[INSTRUCTION]
Reply with one number only, the count of lines holding the string "Elizabeth".

Saved entries
╔══
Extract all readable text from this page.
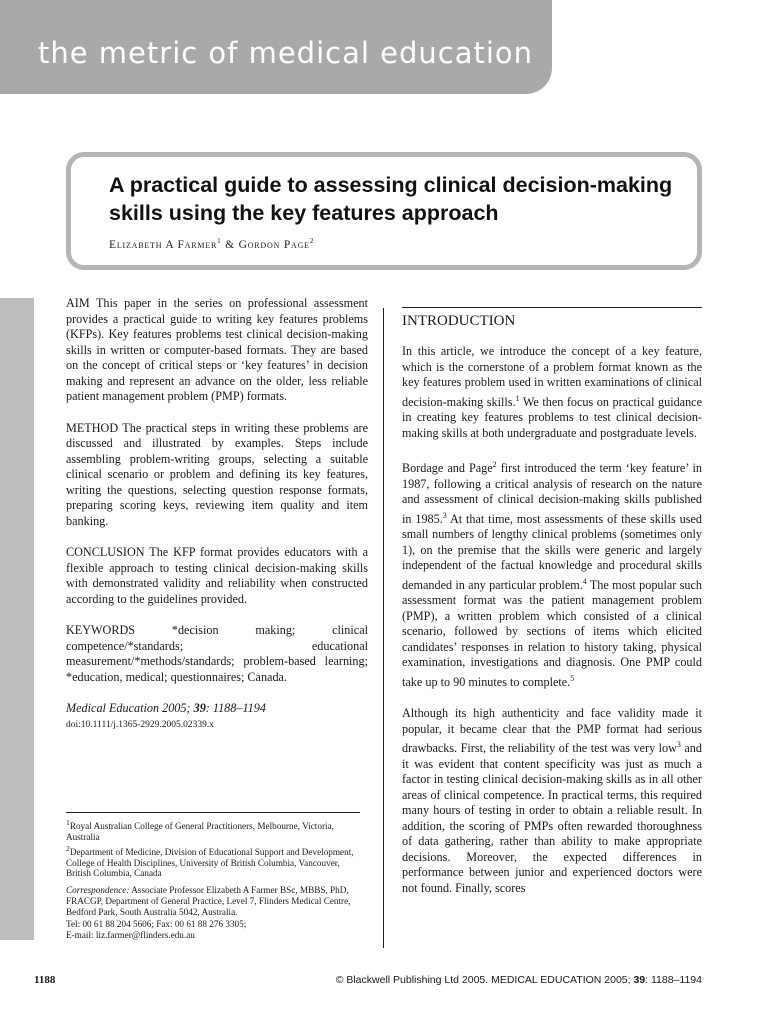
the metric of medical education
A practical guide to assessing clinical decision-making skills using the key features approach
Elizabeth A Farmer$^1$ & Gordon Page$^2$

AIM This paper in the series on professional assessment provides a practical guide to writing key features problems (KFPs). Key features problems test clinical decision-making skills in written or computer-based formats. They are based on the concept of critical steps or ‘key features’ in decision making and represent an advance on the older, less reliable patient management problem (PMP) formats.

METHOD The practical steps in writing these problems are discussed and illustrated by examples. Steps include assembling problem-writing groups, selecting a suitable clinical scenario or problem and defining its key features, writing the questions, selecting question response formats, preparing scoring keys, reviewing item quality and item banking.

CONCLUSION The KFP format provides educators with a flexible approach to testing clinical decision-making skills with demonstrated validity and reliability when constructed according to the guidelines provided.

KEYWORDS *decision making; clinical competence/*standards; educational measurement/*methods/standards; problem-based learning; *education, medical; questionnaires; Canada.

Medical Education 2005; 39: 1188–1194
doi:10.1111/j.1365-2929.2005.02339.x
$^1$Royal Australian College of General Practitioners, Melbourne, Victoria, Australia
$^2$Department of Medicine, Division of Educational Support and Development, College of Health Disciplines, University of British Columbia, Vancouver, British Columbia, Canada
Correspondence: Associate Professor Elizabeth A Farmer BSc, MBBS, PhD, FRACGP, Department of General Practice, Level 7, Flinders Medical Centre, Bedford Park, South Australia 5042, Australia.
Tel: 00 61 88 204 5606; Fax: 00 61 88 276 3305;
E-mail: liz.farmer@flinders.edu.au
INTRODUCTION

In this article, we introduce the concept of a key feature, which is the cornerstone of a problem format known as the key features problem used in written examinations of clinical decision-making skills.$^1$ We then focus on practical guidance in creating key features problems to test clinical decision-making skills at both undergraduate and postgraduate levels.

Bordage and Page$^2$ first introduced the term ‘key feature’ in 1987, following a critical analysis of research on the nature and assessment of clinical decision-making skills published in 1985.$^3$ At that time, most assessments of these skills used small numbers of lengthy clinical problems (sometimes only 1), on the premise that the skills were generic and largely independent of the factual knowledge and procedural skills demanded in any particular problem.$^4$ The most popular such assessment format was the patient management problem (PMP), a written problem which consisted of a clinical scenario, followed by sections of items which elicited candidates’ responses in relation to history taking, physical examination, investigations and diagnosis. One PMP could take up to 90 minutes to complete.$^5$

Although its high authenticity and face validity made it popular, it became clear that the PMP format had serious drawbacks. First, the reliability of the test was very low$^3$ and it was evident that content specificity was just as much a factor in testing clinical decision-making skills as in all other areas of clinical competence. In practical terms, this required many hours of testing in order to obtain a reliable result. In addition, the scoring of PMPs often rewarded thoroughness of data gathering, rather than ability to make appropriate decisions. Moreover, the expected differences in performance between junior and experienced doctors were not found. Finally, scores

1188	© Blackwell Publishing Ltd 2005. MEDICAL EDUCATION 2005; 39: 1188–1194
╚══
[CORRECT ANSWER]
2